**YOUR OBJECTIVE:**
From the entries that follow, gather each line holding the word "работники".

++++ DATA FOR THIS TASK ++++

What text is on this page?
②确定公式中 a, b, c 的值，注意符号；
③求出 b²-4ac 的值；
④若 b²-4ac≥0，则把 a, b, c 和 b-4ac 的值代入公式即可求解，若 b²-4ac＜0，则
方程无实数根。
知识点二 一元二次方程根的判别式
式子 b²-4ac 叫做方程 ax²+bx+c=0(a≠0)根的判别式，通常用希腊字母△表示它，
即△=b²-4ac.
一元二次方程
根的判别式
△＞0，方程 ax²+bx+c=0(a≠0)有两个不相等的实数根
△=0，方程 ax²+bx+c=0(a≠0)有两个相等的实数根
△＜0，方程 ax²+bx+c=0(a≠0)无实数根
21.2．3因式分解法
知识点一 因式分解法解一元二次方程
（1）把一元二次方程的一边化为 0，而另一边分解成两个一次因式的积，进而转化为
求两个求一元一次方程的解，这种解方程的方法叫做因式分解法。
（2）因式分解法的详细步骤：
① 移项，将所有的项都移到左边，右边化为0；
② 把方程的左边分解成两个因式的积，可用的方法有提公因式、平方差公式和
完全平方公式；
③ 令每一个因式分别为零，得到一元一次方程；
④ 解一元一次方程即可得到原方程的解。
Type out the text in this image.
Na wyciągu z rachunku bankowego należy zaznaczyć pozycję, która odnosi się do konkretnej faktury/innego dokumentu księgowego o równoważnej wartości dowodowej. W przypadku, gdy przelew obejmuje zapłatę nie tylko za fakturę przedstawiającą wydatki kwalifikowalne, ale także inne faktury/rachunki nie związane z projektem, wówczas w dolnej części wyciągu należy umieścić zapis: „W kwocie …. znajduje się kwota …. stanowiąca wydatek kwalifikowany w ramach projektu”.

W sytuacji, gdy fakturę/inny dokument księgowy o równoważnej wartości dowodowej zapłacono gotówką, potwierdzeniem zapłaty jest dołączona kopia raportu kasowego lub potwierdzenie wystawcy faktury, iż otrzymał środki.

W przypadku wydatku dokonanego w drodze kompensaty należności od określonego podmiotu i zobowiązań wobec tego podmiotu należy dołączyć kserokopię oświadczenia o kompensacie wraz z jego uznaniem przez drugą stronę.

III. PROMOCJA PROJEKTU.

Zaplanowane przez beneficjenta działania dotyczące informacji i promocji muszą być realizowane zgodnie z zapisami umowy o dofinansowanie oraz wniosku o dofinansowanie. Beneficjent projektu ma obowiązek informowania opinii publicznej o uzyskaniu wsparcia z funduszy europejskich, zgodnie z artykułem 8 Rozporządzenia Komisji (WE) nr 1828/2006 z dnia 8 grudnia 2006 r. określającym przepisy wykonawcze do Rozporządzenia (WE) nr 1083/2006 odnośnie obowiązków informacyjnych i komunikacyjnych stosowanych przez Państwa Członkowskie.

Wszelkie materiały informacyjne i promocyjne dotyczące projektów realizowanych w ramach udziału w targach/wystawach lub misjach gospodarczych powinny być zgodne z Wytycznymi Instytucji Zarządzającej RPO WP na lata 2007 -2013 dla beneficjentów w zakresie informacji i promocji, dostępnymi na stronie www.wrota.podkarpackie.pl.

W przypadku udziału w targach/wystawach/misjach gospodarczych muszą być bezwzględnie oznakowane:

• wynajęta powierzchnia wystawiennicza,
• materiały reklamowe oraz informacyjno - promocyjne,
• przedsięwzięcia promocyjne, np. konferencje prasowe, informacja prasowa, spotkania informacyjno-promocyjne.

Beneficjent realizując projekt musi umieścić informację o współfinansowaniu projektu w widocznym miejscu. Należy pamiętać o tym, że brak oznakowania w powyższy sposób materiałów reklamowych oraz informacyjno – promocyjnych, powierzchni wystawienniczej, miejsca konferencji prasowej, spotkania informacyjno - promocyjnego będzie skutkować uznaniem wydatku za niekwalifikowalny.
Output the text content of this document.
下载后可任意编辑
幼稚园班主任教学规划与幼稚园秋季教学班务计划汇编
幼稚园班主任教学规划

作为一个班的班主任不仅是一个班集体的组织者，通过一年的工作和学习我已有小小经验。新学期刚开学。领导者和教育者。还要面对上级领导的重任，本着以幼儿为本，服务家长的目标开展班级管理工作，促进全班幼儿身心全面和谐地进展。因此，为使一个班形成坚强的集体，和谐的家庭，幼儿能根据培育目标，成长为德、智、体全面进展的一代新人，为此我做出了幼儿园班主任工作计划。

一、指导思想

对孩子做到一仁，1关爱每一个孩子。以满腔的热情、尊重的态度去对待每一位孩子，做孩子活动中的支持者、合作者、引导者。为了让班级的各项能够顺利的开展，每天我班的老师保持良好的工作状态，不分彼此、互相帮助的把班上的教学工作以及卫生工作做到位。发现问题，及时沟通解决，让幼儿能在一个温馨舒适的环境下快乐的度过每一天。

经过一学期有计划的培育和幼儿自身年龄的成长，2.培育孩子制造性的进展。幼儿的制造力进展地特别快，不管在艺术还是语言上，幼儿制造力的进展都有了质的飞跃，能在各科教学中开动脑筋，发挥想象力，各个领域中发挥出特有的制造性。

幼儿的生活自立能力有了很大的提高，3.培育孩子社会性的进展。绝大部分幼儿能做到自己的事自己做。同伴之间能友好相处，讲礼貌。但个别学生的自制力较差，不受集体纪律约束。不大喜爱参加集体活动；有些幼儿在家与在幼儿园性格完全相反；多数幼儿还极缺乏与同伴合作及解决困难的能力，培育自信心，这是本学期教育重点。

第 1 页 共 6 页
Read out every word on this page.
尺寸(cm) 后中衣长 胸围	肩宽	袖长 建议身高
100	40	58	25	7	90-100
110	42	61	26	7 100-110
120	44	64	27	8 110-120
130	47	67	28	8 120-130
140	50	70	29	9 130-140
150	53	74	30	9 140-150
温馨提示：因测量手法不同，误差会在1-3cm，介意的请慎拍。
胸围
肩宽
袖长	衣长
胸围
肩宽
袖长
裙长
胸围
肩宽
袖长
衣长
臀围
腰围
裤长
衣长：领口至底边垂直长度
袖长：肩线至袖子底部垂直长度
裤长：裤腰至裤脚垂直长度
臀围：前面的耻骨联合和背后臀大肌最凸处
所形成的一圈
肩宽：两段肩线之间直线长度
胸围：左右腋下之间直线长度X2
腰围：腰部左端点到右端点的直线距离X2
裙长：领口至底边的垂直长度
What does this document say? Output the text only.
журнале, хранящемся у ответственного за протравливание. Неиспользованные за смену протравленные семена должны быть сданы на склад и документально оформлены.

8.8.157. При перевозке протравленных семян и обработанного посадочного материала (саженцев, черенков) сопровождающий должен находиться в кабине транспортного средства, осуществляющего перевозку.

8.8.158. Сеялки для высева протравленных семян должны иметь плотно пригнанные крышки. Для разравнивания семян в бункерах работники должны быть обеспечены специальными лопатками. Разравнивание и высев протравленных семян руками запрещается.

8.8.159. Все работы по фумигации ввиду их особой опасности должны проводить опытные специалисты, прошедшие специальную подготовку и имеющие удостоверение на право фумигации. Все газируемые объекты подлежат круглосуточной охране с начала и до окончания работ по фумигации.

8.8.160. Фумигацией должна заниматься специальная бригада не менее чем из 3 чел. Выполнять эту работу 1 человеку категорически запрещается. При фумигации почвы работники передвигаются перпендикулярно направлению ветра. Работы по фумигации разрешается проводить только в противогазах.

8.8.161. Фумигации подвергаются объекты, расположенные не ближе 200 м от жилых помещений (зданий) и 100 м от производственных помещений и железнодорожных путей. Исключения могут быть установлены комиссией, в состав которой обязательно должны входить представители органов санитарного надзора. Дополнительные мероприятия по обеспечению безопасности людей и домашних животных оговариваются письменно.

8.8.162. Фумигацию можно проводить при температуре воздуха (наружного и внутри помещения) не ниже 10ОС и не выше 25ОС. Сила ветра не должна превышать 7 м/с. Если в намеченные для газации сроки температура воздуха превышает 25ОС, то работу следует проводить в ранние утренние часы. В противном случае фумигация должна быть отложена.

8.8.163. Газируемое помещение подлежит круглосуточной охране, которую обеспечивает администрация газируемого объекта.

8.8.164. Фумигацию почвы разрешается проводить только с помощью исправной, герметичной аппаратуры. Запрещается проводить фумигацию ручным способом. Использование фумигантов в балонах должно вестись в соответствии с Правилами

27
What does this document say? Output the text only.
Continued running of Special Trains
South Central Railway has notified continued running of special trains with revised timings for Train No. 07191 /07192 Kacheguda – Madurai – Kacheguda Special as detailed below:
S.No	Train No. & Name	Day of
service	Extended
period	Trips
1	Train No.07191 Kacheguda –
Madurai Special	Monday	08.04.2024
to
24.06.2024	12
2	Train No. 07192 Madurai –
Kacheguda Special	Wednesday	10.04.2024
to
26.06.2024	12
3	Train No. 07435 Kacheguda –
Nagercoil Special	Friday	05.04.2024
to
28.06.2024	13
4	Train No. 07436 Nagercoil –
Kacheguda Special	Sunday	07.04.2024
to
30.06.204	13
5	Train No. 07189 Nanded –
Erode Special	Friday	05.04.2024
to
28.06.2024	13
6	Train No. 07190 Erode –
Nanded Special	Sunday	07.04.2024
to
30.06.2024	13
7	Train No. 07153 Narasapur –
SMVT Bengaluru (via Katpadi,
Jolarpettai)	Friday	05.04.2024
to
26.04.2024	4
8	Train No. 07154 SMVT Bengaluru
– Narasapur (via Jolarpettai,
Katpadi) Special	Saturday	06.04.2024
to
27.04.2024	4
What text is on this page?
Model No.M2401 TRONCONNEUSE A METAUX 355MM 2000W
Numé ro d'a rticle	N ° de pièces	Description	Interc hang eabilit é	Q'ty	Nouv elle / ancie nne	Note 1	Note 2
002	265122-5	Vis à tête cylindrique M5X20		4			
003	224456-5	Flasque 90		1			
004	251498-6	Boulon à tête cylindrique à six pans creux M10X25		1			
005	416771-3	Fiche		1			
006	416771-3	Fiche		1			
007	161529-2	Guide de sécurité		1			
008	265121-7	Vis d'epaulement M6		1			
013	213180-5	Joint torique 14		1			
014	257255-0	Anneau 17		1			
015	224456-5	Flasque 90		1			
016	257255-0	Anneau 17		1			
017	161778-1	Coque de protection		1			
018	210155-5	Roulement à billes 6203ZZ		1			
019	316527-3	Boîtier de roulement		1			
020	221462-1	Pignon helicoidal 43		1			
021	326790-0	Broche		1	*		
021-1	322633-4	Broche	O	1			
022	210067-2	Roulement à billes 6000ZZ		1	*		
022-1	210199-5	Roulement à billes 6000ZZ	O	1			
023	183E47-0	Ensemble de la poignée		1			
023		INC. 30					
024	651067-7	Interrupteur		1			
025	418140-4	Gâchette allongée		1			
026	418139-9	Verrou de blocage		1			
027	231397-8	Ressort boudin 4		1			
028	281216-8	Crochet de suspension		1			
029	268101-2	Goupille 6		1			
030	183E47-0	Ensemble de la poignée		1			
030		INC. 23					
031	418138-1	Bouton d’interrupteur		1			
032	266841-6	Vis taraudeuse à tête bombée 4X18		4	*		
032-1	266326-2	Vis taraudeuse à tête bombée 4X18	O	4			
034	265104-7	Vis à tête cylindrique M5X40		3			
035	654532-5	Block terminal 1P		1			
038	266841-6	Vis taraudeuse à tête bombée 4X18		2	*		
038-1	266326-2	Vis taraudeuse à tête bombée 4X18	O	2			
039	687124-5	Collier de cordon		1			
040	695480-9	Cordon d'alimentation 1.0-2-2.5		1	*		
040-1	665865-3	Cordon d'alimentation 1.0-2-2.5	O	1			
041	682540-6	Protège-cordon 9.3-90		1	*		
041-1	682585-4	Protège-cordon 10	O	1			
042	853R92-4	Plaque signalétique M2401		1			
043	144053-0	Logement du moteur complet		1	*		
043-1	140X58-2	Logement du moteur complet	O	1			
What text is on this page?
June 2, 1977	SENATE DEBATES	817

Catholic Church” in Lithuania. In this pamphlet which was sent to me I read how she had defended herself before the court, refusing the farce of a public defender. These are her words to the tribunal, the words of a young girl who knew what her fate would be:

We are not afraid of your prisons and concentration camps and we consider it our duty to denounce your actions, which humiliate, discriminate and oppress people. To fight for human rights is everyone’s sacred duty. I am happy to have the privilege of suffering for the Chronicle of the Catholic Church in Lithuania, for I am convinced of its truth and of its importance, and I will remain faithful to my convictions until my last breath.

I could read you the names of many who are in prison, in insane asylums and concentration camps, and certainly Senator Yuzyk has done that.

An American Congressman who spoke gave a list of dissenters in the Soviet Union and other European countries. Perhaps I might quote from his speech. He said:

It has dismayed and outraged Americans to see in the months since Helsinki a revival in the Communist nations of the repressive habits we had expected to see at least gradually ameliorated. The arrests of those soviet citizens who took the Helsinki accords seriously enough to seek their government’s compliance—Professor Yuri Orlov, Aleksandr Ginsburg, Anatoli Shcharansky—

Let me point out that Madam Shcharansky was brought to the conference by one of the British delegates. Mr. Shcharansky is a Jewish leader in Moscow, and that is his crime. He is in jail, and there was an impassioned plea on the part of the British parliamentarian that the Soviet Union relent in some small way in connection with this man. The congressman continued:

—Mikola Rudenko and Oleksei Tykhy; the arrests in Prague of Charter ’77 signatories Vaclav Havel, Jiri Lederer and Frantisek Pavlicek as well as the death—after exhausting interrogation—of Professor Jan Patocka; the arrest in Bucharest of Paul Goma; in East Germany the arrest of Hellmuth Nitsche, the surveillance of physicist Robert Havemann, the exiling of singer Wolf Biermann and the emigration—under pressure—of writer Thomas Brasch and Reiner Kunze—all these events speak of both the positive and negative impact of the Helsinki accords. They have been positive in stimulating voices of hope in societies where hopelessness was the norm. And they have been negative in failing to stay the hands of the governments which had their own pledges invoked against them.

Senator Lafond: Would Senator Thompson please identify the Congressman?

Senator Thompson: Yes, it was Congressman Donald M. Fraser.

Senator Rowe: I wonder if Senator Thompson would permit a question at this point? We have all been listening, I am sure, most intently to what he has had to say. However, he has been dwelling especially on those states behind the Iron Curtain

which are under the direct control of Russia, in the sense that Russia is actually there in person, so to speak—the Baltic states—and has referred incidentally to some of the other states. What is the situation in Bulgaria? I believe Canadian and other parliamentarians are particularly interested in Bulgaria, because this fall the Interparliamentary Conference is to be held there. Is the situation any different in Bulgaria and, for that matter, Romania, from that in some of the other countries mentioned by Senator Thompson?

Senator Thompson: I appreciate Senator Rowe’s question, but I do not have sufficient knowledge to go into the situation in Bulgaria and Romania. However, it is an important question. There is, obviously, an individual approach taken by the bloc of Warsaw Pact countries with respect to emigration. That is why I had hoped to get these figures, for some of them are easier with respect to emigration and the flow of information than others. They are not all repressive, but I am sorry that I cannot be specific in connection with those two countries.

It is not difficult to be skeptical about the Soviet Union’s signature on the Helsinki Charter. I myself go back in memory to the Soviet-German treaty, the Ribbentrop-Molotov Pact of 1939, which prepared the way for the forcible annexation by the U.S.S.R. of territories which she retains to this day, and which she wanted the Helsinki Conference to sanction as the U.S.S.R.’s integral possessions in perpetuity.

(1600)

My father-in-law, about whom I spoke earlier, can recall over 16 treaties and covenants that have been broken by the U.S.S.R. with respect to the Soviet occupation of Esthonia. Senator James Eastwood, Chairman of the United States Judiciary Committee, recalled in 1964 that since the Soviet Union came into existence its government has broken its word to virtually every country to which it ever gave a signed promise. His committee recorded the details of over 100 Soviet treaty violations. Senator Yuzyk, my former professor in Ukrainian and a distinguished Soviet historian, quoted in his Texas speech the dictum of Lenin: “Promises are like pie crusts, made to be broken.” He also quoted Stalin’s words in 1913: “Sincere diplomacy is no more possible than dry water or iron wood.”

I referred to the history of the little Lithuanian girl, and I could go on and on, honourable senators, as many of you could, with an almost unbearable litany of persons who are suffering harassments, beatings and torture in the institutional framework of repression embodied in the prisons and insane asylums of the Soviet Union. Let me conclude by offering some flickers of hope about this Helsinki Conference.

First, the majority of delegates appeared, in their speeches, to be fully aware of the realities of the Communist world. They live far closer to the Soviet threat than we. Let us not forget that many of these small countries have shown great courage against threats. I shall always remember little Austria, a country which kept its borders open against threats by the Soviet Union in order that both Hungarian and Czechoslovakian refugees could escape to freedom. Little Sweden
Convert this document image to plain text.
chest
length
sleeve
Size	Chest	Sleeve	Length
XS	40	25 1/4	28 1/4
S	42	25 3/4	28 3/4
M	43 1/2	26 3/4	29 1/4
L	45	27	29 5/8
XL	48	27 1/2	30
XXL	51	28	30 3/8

++++

**RESULT BELOW:**
8.8.158. Сеялки для высева протравленных семян должны иметь плотно пригнанные крышки. Для разравнивания семян в бункерах работники должны быть обеспечены специальными лопатками. Разравнивание и высев протравленных семян руками запрещается.
8.8.160. Фумигацией должна заниматься специальная бригада не менее чем из 3 чел. Выполнять эту работу 1 человеку категорически запрещается. При фумигации почвы работники передвигаются перпендикулярно направлению ветра. Работы по фумигации разрешается проводить только в противогазах.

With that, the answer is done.